Your task is to write out the complete listing exactly as it is shown.

-- Start Input --

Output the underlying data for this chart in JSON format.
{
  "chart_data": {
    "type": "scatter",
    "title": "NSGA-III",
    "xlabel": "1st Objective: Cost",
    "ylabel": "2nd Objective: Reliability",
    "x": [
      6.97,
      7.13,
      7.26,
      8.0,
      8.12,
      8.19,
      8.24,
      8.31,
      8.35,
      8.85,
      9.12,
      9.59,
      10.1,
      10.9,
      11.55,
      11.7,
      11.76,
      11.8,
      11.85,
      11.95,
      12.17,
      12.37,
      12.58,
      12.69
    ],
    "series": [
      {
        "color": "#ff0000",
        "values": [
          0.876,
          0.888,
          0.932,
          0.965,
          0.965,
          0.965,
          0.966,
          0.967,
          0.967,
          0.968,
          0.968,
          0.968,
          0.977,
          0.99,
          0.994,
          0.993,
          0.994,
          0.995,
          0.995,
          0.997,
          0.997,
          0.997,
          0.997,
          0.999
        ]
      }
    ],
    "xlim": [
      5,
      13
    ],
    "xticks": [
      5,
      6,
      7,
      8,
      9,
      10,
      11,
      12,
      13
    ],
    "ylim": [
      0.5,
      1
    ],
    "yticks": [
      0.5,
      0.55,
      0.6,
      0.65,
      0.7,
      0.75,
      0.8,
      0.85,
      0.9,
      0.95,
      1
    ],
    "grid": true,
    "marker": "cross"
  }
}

-- End Input --

* Solution for this task *
Output the underlying data for this chart in JSON format.
{
  "chart_data": {
    "type": "scatter",
    "title": "NSGA-III",
    "xlabel": "1st Objective: Cost",
    "ylabel": "2nd Objective: Reliability",
    "x": [
      6.97,
      7.13,
      7.26,
      8.0,
      8.12,
      8.19,
      8.24,
      8.31,
      8.35,
      8.85,
      9.12,
      9.59,
      10.1,
      10.9,
      11.55,
      11.7,
      11.76,
      11.8,
      11.85,
      11.95,
      12.17,
      12.37,
      12.58,
      12.69
    ],
    "series": [
      {
        "color": "#ff0000",
        "values": [
          0.876,
          0.888,
          0.932,
          0.965,
          0.965,
          0.965,
          0.966,
          0.967,
          0.967,
          0.968,
          0.968,
          0.968,
          0.977,
          0.99,
          0.994,
          0.993,
          0.994,
          0.995,
          0.995,
          0.997,
          0.997,
          0.997,
          0.997,
          0.999
        ]
      }
    ],
    "xlim": [
      5,
      13
    ],
    "xticks": [
      5,
      6,
      7,
      8,
      9,
      10,
      11,
      12,
      13
    ],
    "ylim": [
      0.5,
      1
    ],
    "yticks": [
      0.5,
      0.55,
      0.6,
      0.65,
      0.7,
      0.75,
      0.8,
      0.85,
      0.9,
      0.95,
      1
    ],
    "grid": true,
    "marker": "cross"
  }
}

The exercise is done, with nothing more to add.